Requirements | Print all of the data exactly as written.

(Saved data entries)
▬▬▬▬▬▬▬▬▬▬

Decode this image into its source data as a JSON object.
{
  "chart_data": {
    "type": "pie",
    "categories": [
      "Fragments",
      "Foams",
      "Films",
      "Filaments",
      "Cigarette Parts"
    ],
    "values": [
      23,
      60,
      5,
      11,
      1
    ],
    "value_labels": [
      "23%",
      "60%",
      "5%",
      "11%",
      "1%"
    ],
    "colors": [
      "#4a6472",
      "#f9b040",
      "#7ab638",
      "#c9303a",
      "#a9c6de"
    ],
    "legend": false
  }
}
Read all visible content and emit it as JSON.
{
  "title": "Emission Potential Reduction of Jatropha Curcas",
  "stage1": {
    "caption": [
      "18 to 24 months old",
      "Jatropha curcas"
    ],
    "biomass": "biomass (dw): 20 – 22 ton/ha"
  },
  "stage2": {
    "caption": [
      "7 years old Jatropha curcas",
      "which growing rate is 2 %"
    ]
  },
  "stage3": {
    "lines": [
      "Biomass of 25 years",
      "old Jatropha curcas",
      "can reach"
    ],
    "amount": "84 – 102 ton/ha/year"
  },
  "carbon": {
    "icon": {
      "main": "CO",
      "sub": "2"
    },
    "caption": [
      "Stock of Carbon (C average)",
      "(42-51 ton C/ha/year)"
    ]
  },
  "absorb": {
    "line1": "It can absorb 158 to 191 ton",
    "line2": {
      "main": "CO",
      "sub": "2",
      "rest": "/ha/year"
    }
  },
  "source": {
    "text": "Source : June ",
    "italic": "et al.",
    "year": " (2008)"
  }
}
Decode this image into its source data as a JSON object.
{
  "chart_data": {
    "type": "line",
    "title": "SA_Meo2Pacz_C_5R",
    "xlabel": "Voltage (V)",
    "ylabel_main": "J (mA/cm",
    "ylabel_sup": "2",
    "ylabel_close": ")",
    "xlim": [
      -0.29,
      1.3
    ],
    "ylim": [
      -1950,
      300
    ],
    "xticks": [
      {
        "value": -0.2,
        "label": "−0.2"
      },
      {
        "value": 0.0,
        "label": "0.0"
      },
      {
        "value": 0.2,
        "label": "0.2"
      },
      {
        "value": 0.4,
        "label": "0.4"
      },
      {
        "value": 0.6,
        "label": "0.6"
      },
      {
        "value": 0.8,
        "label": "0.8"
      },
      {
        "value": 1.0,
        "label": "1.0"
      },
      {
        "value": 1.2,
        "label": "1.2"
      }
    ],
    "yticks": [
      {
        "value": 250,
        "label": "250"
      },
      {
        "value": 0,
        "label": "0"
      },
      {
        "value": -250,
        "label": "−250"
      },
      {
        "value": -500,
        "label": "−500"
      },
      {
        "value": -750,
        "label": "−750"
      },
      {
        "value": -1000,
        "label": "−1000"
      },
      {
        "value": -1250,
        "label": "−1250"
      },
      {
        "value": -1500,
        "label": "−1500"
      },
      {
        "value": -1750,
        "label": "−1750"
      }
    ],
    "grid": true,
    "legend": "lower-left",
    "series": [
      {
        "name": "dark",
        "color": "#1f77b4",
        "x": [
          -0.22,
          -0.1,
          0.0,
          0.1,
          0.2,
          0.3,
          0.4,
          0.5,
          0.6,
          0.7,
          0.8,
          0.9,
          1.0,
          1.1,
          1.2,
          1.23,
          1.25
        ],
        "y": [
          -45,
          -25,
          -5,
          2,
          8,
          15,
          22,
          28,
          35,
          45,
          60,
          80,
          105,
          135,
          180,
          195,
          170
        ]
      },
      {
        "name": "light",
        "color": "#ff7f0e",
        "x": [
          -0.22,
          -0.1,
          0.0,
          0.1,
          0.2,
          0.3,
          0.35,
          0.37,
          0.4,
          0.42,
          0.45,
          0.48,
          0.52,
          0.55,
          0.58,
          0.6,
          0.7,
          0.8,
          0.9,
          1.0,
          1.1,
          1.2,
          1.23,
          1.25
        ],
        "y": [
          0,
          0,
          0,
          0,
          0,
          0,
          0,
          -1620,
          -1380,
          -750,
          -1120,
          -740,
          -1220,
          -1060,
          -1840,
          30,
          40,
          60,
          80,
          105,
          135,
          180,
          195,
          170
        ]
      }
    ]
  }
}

▬▬▬▬▬▬▬▬▬▬

Task answer |
Decode this image into its source data as a JSON object.
{
  "chart_data": {
    "type": "pie",
    "categories": [
      "Fragments",
      "Foams",
      "Films",
      "Filaments",
      "Cigarette Parts"
    ],
    "values": [
      23,
      60,
      5,
      11,
      1
    ],
    "value_labels": [
      "23%",
      "60%",
      "5%",
      "11%",
      "1%"
    ],
    "colors": [
      "#4a6472",
      "#f9b040",
      "#7ab638",
      "#c9303a",
      "#a9c6de"
    ],
    "legend": false
  }
}
Read all visible content and emit it as JSON.
{
  "title": "Emission Potential Reduction of Jatropha Curcas",
  "stage1": {
    "caption": [
      "18 to 24 months old",
      "Jatropha curcas"
    ],
    "biomass": "biomass (dw): 20 – 22 ton/ha"
  },
  "stage2": {
    "caption": [
      "7 years old Jatropha curcas",
      "which growing rate is 2 %"
    ]
  },
  "stage3": {
    "lines": [
      "Biomass of 25 years",
      "old Jatropha curcas",
      "can reach"
    ],
    "amount": "84 – 102 ton/ha/year"
  },
  "carbon": {
    "icon": {
      "main": "CO",
      "sub": "2"
    },
    "caption": [
      "Stock of Carbon (C average)",
      "(42-51 ton C/ha/year)"
    ]
  },
  "absorb": {
    "line1": "It can absorb 158 to 191 ton",
    "line2": {
      "main": "CO",
      "sub": "2",
      "rest": "/ha/year"
    }
  },
  "source": {
    "text": "Source : June ",
    "italic": "et al.",
    "year": " (2008)"
  }
}
Decode this image into its source data as a JSON object.
{
  "chart_data": {
    "type": "line",
    "title": "SA_Meo2Pacz_C_5R",
    "xlabel": "Voltage (V)",
    "ylabel_main": "J (mA/cm",
    "ylabel_sup": "2",
    "ylabel_close": ")",
    "xlim": [
      -0.29,
      1.3
    ],
    "ylim": [
      -1950,
      300
    ],
    "xticks": [
      {
        "value": -0.2,
        "label": "−0.2"
      },
      {
        "value": 0.0,
        "label": "0.0"
      },
      {
        "value": 0.2,
        "label": "0.2"
      },
      {
        "value": 0.4,
        "label": "0.4"
      },
      {
        "value": 0.6,
        "label": "0.6"
      },
      {
        "value": 0.8,
        "label": "0.8"
      },
      {
        "value": 1.0,
        "label": "1.0"
      },
      {
        "value": 1.2,
        "label": "1.2"
      }
    ],
    "yticks": [
      {
        "value": 250,
        "label": "250"
      },
      {
        "value": 0,
        "label": "0"
      },
      {
        "value": -250,
        "label": "−250"
      },
      {
        "value": -500,
        "label": "−500"
      },
      {
        "value": -750,
        "label": "−750"
      },
      {
        "value": -1000,
        "label": "−1000"
      },
      {
        "value": -1250,
        "label": "−1250"
      },
      {
        "value": -1500,
        "label": "−1500"
      },
      {
        "value": -1750,
        "label": "−1750"
      }
    ],
    "grid": true,
    "legend": "lower-left",
    "series": [
      {
        "name": "dark",
        "color": "#1f77b4",
        "x": [
          -0.22,
          -0.1,
          0.0,
          0.1,
          0.2,
          0.3,
          0.4,
          0.5,
          0.6,
          0.7,
          0.8,
          0.9,
          1.0,
          1.1,
          1.2,
          1.23,
          1.25
        ],
        "y": [
          -45,
          -25,
          -5,
          2,
          8,
          15,
          22,
          28,
          35,
          45,
          60,
          80,
          105,
          135,
          180,
          195,
          170
        ]
      },
      {
        "name": "light",
        "color": "#ff7f0e",
        "x": [
          -0.22,
          -0.1,
          0.0,
          0.1,
          0.2,
          0.3,
          0.35,
          0.37,
          0.4,
          0.42,
          0.45,
          0.48,
          0.52,
          0.55,
          0.58,
          0.6,
          0.7,
          0.8,
          0.9,
          1.0,
          1.1,
          1.2,
          1.23,
          1.25
        ],
        "y": [
          0,
          0,
          0,
          0,
          0,
          0,
          0,
          -1620,
          -1380,
          -750,
          -1120,
          -740,
          -1220,
          -1060,
          -1840,
          30,
          40,
          60,
          80,
          105,
          135,
          180,
          195,
          170
        ]
      }
    ]
  }
}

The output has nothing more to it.